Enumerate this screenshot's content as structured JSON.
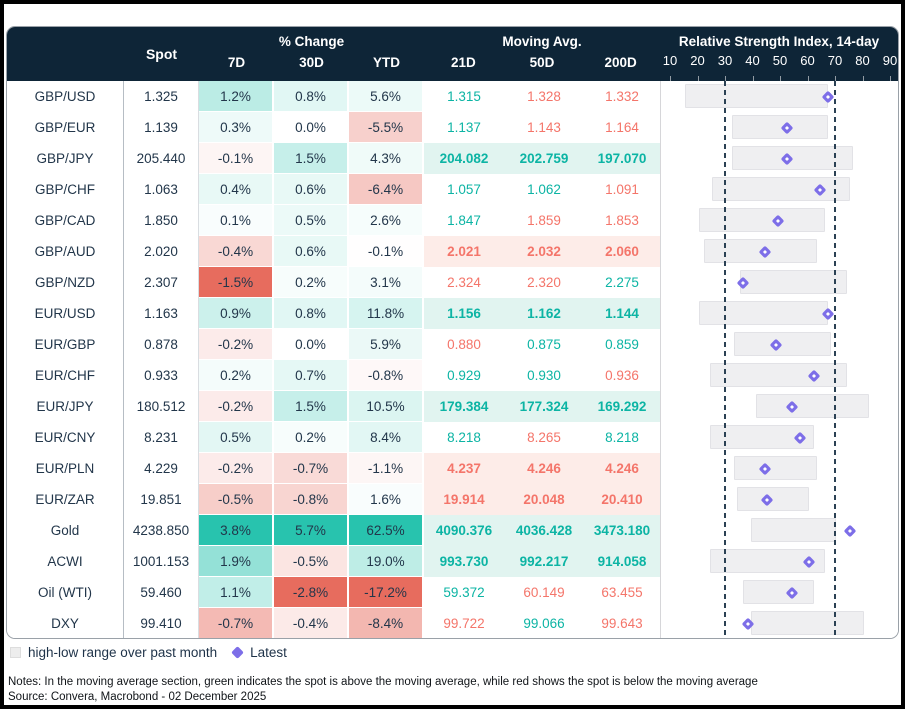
{
  "header": {
    "spot": "Spot",
    "pct_change_group": "% Change",
    "pct_cols": [
      "7D",
      "30D",
      "YTD"
    ],
    "ma_group": "Moving Avg.",
    "ma_cols": [
      "21D",
      "50D",
      "200D"
    ],
    "rsi_title": "Relative Strength Index, 14-day"
  },
  "rows": [
    {
      "name": "GBP/USD",
      "spot": "1.325",
      "pct": [
        1.2,
        0.8,
        5.6
      ],
      "ma": [
        {
          "v": "1.315",
          "dir": "above"
        },
        {
          "v": "1.328",
          "dir": "below"
        },
        {
          "v": "1.332",
          "dir": "below"
        }
      ]
    },
    {
      "name": "GBP/EUR",
      "spot": "1.139",
      "pct": [
        0.3,
        0.0,
        -5.5
      ],
      "ma": [
        {
          "v": "1.137",
          "dir": "above"
        },
        {
          "v": "1.143",
          "dir": "below"
        },
        {
          "v": "1.164",
          "dir": "below"
        }
      ]
    },
    {
      "name": "GBP/JPY",
      "spot": "205.440",
      "pct": [
        -0.1,
        1.5,
        4.3
      ],
      "ma": [
        {
          "v": "204.082",
          "dir": "above"
        },
        {
          "v": "202.759",
          "dir": "above"
        },
        {
          "v": "197.070",
          "dir": "above"
        }
      ]
    },
    {
      "name": "GBP/CHF",
      "spot": "1.063",
      "pct": [
        0.4,
        0.6,
        -6.4
      ],
      "ma": [
        {
          "v": "1.057",
          "dir": "above"
        },
        {
          "v": "1.062",
          "dir": "above"
        },
        {
          "v": "1.091",
          "dir": "below"
        }
      ]
    },
    {
      "name": "GBP/CAD",
      "spot": "1.850",
      "pct": [
        0.1,
        0.5,
        2.6
      ],
      "ma": [
        {
          "v": "1.847",
          "dir": "above"
        },
        {
          "v": "1.859",
          "dir": "below"
        },
        {
          "v": "1.853",
          "dir": "below"
        }
      ]
    },
    {
      "name": "GBP/AUD",
      "spot": "2.020",
      "pct": [
        -0.4,
        0.6,
        -0.1
      ],
      "ma": [
        {
          "v": "2.021",
          "dir": "below"
        },
        {
          "v": "2.032",
          "dir": "below"
        },
        {
          "v": "2.060",
          "dir": "below"
        }
      ]
    },
    {
      "name": "GBP/NZD",
      "spot": "2.307",
      "pct": [
        -1.5,
        0.2,
        3.1
      ],
      "ma": [
        {
          "v": "2.324",
          "dir": "below"
        },
        {
          "v": "2.320",
          "dir": "below"
        },
        {
          "v": "2.275",
          "dir": "above"
        }
      ]
    },
    {
      "name": "EUR/USD",
      "spot": "1.163",
      "pct": [
        0.9,
        0.8,
        11.8
      ],
      "ma": [
        {
          "v": "1.156",
          "dir": "above"
        },
        {
          "v": "1.162",
          "dir": "above"
        },
        {
          "v": "1.144",
          "dir": "above"
        }
      ]
    },
    {
      "name": "EUR/GBP",
      "spot": "0.878",
      "pct": [
        -0.2,
        0.0,
        5.9
      ],
      "ma": [
        {
          "v": "0.880",
          "dir": "below"
        },
        {
          "v": "0.875",
          "dir": "above"
        },
        {
          "v": "0.859",
          "dir": "above"
        }
      ]
    },
    {
      "name": "EUR/CHF",
      "spot": "0.933",
      "pct": [
        0.2,
        0.7,
        -0.8
      ],
      "ma": [
        {
          "v": "0.929",
          "dir": "above"
        },
        {
          "v": "0.930",
          "dir": "above"
        },
        {
          "v": "0.936",
          "dir": "below"
        }
      ]
    },
    {
      "name": "EUR/JPY",
      "spot": "180.512",
      "pct": [
        -0.2,
        1.5,
        10.5
      ],
      "ma": [
        {
          "v": "179.384",
          "dir": "above"
        },
        {
          "v": "177.324",
          "dir": "above"
        },
        {
          "v": "169.292",
          "dir": "above"
        }
      ]
    },
    {
      "name": "EUR/CNY",
      "spot": "8.231",
      "pct": [
        0.5,
        0.2,
        8.4
      ],
      "ma": [
        {
          "v": "8.218",
          "dir": "above"
        },
        {
          "v": "8.265",
          "dir": "below"
        },
        {
          "v": "8.218",
          "dir": "above"
        }
      ]
    },
    {
      "name": "EUR/PLN",
      "spot": "4.229",
      "pct": [
        -0.2,
        -0.7,
        -1.1
      ],
      "ma": [
        {
          "v": "4.237",
          "dir": "below"
        },
        {
          "v": "4.246",
          "dir": "below"
        },
        {
          "v": "4.246",
          "dir": "below"
        }
      ]
    },
    {
      "name": "EUR/ZAR",
      "spot": "19.851",
      "pct": [
        -0.5,
        -0.8,
        1.6
      ],
      "ma": [
        {
          "v": "19.914",
          "dir": "below"
        },
        {
          "v": "20.048",
          "dir": "below"
        },
        {
          "v": "20.410",
          "dir": "below"
        }
      ]
    },
    {
      "name": "Gold",
      "spot": "4238.850",
      "pct": [
        3.8,
        5.7,
        62.5
      ],
      "ma": [
        {
          "v": "4090.376",
          "dir": "above"
        },
        {
          "v": "4036.428",
          "dir": "above"
        },
        {
          "v": "3473.180",
          "dir": "above"
        }
      ]
    },
    {
      "name": "ACWI",
      "spot": "1001.153",
      "pct": [
        1.9,
        -0.5,
        19.0
      ],
      "ma": [
        {
          "v": "993.730",
          "dir": "above"
        },
        {
          "v": "992.217",
          "dir": "above"
        },
        {
          "v": "914.058",
          "dir": "above"
        }
      ]
    },
    {
      "name": "Oil (WTI)",
      "spot": "59.460",
      "pct": [
        1.1,
        -2.8,
        -17.2
      ],
      "ma": [
        {
          "v": "59.372",
          "dir": "above"
        },
        {
          "v": "60.149",
          "dir": "below"
        },
        {
          "v": "63.455",
          "dir": "below"
        }
      ]
    },
    {
      "name": "DXY",
      "spot": "99.410",
      "pct": [
        -0.7,
        -0.4,
        -8.4
      ],
      "ma": [
        {
          "v": "99.722",
          "dir": "below"
        },
        {
          "v": "99.066",
          "dir": "above"
        },
        {
          "v": "99.643",
          "dir": "below"
        }
      ]
    }
  ],
  "chart_data": {
    "type": "bar",
    "title": "Relative Strength Index, 14-day",
    "xlabel": "",
    "ylabel": "",
    "categories": [
      "GBP/USD",
      "GBP/EUR",
      "GBP/JPY",
      "GBP/CHF",
      "GBP/CAD",
      "GBP/AUD",
      "GBP/NZD",
      "EUR/USD",
      "EUR/GBP",
      "EUR/CHF",
      "EUR/JPY",
      "EUR/CNY",
      "EUR/PLN",
      "EUR/ZAR",
      "Gold",
      "ACWI",
      "Oil (WTI)",
      "DXY"
    ],
    "series": [
      {
        "name": "high-low range over past month (low)",
        "values": [
          15,
          32,
          32,
          25,
          20,
          22,
          35,
          20,
          33,
          24,
          41,
          24,
          33,
          34,
          39,
          24,
          36,
          39
        ]
      },
      {
        "name": "high-low range over past month (high)",
        "values": [
          67,
          67,
          76,
          75,
          66,
          63,
          74,
          67,
          68,
          74,
          82,
          62,
          63,
          60,
          70,
          66,
          62,
          80
        ]
      },
      {
        "name": "Latest",
        "values": [
          67,
          52,
          52,
          64,
          49,
          44,
          36,
          67,
          48,
          62,
          54,
          57,
          44,
          45,
          75,
          60,
          54,
          38
        ]
      }
    ],
    "xlim": [
      10,
      90
    ],
    "x_ticks": [
      10,
      20,
      30,
      40,
      50,
      60,
      70,
      80,
      90
    ],
    "thresholds": [
      30,
      70
    ],
    "grid": false,
    "legend_position": "bottom"
  },
  "legend": {
    "range_label": "high-low range over past month",
    "latest_label": "Latest"
  },
  "notes": "Notes: In the moving average section, green indicates the spot is above the moving average, while red shows the spot is below the moving average",
  "source": "Source: Convera, Macrobond - 02 December 2025",
  "colors": {
    "header_bg": "#0e2537",
    "teal_max": "#28c3ae",
    "salmon_max": "#e76c5e",
    "ma_green": "#0cb4a4",
    "ma_red": "#f4756a",
    "band_green": "#e1f4f0",
    "band_red": "#fdece8",
    "bar_fill": "#efeff1",
    "diamond": "#7d6ee8",
    "threshold_line": "#2b4154"
  }
}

- _YOUR INSTRUCTIONS_
Select and copy every line of the listing with the word "over".

- _TASK ANSWER_
        "name": "high-low range over past month (low)",
        "name": "high-low range over past month (high)",
    "range_label": "high-low range over past month",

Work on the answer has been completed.